WORK REQUIRED: Your task is to tally the lines of the listing containing the word "минут" and report the figure alone.

**********

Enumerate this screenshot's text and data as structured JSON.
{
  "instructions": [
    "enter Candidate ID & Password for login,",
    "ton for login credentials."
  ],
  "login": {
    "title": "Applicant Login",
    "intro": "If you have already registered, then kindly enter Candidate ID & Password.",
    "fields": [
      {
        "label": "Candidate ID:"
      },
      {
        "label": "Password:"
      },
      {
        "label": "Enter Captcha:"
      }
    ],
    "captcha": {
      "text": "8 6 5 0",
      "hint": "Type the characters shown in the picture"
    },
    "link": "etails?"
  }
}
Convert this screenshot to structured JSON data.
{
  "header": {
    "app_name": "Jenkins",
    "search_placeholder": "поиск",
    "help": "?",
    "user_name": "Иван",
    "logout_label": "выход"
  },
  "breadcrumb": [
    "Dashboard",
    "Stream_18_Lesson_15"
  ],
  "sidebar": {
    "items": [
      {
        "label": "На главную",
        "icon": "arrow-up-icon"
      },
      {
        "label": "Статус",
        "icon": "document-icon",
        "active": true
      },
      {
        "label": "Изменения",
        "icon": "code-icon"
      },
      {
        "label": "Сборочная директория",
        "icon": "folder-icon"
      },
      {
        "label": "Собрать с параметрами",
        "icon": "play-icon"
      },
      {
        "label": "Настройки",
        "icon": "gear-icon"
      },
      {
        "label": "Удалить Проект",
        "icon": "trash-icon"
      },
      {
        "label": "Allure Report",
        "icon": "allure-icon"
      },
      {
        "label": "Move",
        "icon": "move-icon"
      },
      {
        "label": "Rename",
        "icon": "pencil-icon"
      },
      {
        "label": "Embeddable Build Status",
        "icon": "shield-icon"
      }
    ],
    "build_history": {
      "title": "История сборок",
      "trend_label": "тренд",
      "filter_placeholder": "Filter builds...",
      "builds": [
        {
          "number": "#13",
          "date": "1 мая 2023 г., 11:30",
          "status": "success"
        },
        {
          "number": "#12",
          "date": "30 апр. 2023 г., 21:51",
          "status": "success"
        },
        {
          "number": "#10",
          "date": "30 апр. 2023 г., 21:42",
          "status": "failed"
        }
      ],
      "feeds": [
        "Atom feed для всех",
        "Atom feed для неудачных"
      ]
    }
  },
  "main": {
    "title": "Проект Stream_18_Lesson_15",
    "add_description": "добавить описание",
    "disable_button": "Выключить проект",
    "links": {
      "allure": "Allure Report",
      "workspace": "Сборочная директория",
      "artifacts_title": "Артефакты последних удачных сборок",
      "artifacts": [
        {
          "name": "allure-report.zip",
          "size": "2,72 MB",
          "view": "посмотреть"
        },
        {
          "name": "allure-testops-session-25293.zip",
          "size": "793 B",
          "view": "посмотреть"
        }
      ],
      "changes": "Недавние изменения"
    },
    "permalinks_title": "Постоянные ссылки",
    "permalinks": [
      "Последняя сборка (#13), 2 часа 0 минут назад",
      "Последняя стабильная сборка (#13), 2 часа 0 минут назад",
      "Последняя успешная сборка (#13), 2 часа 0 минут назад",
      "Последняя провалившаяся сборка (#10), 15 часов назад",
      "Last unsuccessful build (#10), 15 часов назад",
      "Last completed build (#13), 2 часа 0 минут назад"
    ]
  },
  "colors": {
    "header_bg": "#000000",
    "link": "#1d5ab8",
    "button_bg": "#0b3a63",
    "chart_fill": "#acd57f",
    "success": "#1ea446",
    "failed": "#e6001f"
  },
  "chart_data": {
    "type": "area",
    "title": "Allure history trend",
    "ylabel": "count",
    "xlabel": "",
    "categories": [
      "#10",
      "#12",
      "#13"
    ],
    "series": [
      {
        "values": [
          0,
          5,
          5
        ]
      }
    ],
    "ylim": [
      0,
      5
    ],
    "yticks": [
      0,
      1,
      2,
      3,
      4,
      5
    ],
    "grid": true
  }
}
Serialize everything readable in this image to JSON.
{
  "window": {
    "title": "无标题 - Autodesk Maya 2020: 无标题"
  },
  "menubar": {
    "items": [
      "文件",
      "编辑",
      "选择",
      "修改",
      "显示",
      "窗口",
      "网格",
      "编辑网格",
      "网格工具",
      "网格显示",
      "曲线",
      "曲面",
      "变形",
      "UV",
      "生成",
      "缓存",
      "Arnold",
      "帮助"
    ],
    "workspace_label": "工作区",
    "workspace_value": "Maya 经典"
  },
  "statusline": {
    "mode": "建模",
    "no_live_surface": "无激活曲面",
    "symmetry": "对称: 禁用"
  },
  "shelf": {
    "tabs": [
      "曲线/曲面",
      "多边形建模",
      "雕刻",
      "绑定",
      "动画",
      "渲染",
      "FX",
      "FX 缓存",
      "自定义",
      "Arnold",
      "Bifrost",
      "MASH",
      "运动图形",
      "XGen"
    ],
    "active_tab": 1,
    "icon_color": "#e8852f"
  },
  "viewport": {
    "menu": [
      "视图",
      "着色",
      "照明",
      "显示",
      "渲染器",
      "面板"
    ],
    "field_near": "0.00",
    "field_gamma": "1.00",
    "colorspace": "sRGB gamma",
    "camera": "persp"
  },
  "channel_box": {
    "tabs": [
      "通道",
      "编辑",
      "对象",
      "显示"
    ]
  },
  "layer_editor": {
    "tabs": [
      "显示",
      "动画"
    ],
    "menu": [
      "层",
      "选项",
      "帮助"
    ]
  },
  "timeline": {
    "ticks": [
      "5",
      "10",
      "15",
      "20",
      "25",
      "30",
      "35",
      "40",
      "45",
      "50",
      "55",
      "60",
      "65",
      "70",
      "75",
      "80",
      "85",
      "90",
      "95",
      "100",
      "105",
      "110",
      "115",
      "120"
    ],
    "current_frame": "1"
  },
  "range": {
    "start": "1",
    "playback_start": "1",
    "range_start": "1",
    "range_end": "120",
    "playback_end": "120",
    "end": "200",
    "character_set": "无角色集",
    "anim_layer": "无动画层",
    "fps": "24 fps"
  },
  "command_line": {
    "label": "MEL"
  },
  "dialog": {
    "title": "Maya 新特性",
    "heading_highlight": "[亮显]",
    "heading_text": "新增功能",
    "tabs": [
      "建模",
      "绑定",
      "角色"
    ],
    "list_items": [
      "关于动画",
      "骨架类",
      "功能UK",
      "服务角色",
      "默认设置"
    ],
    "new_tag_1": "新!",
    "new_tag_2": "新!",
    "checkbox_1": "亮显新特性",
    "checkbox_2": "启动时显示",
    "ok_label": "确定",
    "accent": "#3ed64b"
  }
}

**********

THE REPLY: 4